DATA SECTION>
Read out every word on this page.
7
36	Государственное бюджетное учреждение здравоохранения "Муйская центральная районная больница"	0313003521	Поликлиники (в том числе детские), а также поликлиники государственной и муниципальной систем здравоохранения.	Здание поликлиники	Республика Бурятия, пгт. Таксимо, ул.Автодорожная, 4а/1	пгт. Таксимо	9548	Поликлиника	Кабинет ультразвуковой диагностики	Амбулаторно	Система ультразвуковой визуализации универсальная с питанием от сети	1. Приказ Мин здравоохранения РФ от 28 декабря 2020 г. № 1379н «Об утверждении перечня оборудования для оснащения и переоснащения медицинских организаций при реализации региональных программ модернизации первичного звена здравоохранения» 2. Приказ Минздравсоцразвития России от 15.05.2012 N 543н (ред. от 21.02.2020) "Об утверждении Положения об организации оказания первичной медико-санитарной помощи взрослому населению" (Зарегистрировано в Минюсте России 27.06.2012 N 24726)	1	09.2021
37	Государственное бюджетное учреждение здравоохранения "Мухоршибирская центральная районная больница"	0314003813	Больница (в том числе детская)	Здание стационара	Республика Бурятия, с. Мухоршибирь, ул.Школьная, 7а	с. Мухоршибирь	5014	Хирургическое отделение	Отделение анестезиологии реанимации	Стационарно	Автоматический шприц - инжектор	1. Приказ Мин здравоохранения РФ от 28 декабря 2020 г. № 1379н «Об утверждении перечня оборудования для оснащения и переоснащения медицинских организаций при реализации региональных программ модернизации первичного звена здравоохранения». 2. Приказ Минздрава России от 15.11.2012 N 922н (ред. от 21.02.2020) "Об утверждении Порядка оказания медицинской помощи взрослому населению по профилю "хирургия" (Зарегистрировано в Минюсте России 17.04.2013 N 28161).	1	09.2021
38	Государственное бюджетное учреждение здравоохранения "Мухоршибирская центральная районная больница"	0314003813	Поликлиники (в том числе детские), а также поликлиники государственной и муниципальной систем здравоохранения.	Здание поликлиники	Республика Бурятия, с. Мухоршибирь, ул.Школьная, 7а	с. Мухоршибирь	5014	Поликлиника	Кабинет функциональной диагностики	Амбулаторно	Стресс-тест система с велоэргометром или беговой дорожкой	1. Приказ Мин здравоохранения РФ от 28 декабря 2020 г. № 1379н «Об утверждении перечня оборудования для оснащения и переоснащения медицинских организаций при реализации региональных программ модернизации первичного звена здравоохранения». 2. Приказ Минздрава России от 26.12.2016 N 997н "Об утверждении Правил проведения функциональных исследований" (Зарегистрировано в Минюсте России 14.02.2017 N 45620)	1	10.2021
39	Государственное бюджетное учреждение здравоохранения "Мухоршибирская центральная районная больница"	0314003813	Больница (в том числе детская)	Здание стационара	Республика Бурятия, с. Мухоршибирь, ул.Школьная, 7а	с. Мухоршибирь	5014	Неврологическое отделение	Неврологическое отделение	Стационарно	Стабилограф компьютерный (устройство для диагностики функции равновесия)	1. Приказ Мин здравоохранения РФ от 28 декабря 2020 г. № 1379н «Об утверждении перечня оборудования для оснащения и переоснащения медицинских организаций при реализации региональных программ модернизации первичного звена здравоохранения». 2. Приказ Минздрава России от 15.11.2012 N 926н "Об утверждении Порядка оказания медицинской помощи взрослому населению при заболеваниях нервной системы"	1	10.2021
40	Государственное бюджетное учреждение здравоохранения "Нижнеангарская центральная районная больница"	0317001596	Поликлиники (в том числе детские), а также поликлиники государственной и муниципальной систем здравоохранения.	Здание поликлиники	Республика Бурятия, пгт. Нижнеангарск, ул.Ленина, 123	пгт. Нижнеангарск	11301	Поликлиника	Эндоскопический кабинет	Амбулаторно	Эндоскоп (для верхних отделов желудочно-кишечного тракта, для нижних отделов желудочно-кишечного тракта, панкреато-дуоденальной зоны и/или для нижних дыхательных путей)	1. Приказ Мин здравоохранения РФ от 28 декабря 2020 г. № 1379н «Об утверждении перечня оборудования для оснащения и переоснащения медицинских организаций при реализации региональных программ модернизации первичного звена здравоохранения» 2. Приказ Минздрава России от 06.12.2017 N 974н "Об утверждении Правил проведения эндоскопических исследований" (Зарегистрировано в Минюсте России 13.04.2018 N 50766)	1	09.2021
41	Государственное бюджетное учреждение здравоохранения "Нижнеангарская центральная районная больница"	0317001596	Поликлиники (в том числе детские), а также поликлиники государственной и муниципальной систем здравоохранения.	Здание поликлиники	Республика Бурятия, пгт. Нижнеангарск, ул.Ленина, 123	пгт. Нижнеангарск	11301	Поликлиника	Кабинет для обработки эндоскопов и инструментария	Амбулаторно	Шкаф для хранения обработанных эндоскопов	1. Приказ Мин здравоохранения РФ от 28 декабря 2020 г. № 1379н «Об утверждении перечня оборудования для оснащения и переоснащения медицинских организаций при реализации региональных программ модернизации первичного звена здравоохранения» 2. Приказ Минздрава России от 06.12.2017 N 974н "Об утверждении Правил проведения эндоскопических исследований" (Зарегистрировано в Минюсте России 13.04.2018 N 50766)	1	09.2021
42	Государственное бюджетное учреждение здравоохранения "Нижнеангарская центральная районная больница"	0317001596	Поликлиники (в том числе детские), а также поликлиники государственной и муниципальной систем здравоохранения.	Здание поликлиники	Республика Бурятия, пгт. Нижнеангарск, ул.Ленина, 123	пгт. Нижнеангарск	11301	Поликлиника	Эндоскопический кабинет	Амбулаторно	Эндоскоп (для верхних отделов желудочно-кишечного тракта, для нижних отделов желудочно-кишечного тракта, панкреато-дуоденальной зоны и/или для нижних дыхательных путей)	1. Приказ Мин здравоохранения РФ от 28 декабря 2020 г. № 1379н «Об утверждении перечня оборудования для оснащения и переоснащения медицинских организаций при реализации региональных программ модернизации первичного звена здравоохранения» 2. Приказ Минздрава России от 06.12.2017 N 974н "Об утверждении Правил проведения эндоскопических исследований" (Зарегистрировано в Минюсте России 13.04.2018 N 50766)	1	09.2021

INSTRUCTION> Above are records; say how many of their lines contain the word "медицинской", giving only the number.

SOLUTION FOR THIS PROBLEM> 2